> **Work to be completed**:
Tell how many lines in these records contain the string "generic", with only the number as the reply.

---------- Records shown

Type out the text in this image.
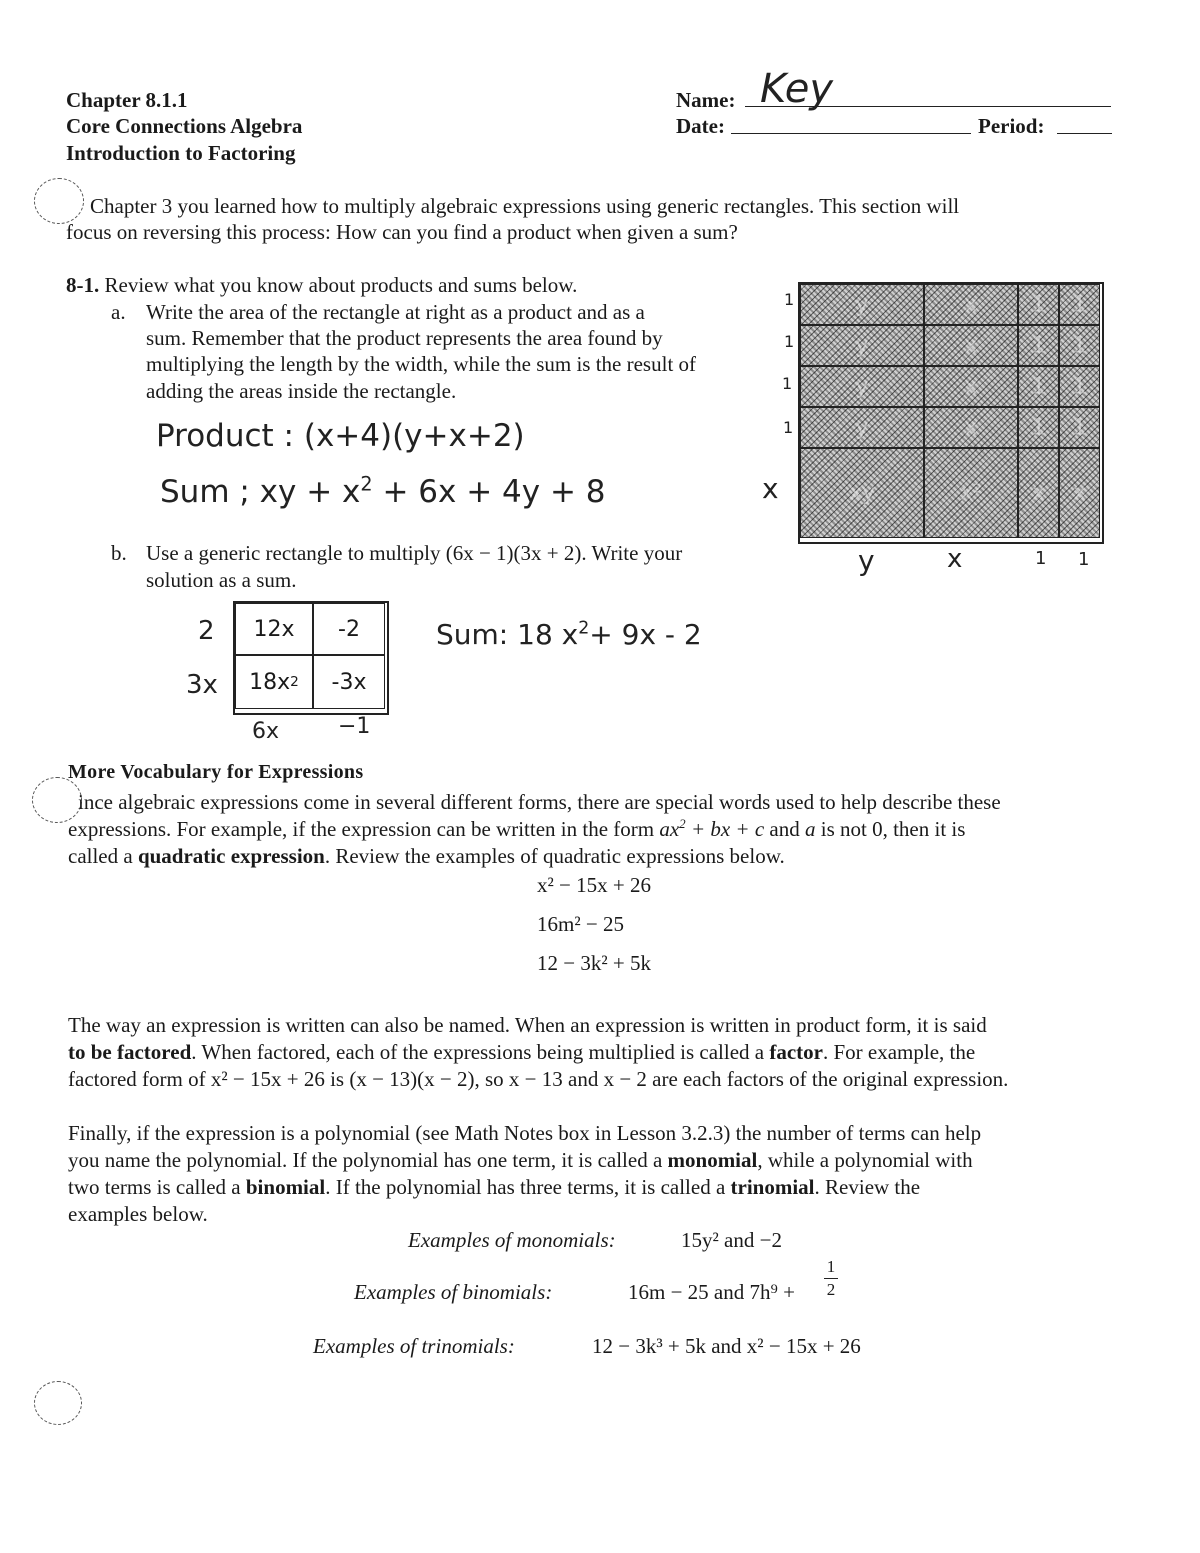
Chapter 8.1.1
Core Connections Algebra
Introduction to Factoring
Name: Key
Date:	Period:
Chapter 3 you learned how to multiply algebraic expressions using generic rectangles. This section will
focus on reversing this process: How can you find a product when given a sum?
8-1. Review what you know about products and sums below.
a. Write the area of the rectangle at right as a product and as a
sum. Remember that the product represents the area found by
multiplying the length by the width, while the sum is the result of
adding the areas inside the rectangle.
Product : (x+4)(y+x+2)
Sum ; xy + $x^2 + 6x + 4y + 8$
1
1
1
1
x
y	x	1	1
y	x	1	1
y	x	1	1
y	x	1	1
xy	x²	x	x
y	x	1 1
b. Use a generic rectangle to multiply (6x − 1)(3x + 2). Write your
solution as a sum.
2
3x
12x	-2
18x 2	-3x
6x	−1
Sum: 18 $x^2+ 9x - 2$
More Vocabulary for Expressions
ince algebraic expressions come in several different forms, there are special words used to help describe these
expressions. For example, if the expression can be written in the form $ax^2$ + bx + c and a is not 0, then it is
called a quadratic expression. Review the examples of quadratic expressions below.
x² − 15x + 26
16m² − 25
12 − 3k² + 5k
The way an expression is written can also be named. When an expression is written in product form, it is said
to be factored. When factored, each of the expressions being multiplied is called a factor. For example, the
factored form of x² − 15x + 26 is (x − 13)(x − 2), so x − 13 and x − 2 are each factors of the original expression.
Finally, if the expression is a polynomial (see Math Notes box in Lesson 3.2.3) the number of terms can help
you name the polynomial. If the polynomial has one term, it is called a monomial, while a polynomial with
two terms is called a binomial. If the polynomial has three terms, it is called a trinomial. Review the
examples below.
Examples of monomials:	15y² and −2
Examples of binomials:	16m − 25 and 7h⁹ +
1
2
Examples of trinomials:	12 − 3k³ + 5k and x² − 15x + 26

--------------------
---------- Records shown

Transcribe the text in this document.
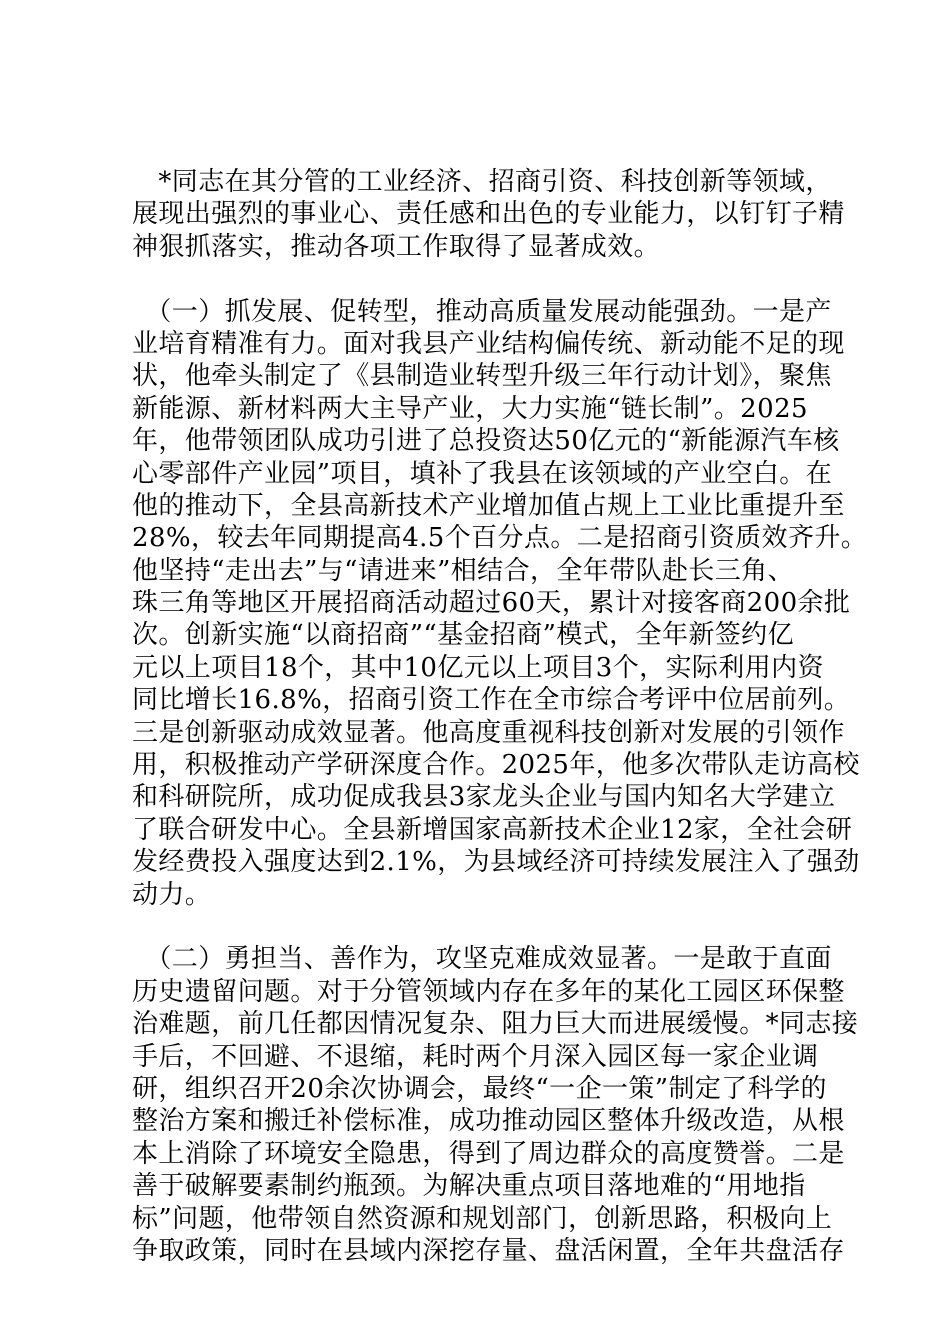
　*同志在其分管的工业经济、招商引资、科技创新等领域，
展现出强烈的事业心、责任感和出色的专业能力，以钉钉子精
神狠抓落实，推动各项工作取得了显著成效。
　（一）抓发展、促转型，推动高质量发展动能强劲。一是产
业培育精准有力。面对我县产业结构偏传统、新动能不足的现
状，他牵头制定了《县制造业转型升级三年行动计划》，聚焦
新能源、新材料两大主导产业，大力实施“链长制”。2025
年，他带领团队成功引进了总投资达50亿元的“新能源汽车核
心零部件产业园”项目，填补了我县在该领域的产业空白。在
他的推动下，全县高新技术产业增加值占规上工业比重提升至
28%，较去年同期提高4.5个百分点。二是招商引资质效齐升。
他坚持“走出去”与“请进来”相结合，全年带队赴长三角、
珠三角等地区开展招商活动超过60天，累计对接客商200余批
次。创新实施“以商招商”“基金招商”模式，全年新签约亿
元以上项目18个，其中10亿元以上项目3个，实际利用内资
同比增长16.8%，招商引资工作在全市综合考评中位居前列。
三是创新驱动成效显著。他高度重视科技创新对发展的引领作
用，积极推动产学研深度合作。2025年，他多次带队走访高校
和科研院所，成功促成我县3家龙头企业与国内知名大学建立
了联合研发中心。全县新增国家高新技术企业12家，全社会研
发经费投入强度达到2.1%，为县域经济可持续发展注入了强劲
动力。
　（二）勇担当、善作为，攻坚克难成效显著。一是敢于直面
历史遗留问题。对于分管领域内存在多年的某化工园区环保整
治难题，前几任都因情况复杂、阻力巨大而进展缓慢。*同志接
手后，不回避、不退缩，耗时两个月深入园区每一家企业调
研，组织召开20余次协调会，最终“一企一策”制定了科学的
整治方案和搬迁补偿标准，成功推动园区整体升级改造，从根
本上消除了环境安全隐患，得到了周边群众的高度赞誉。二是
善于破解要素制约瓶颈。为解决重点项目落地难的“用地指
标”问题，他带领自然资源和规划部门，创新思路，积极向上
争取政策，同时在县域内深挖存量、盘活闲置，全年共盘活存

--------------------

> **Response**:
2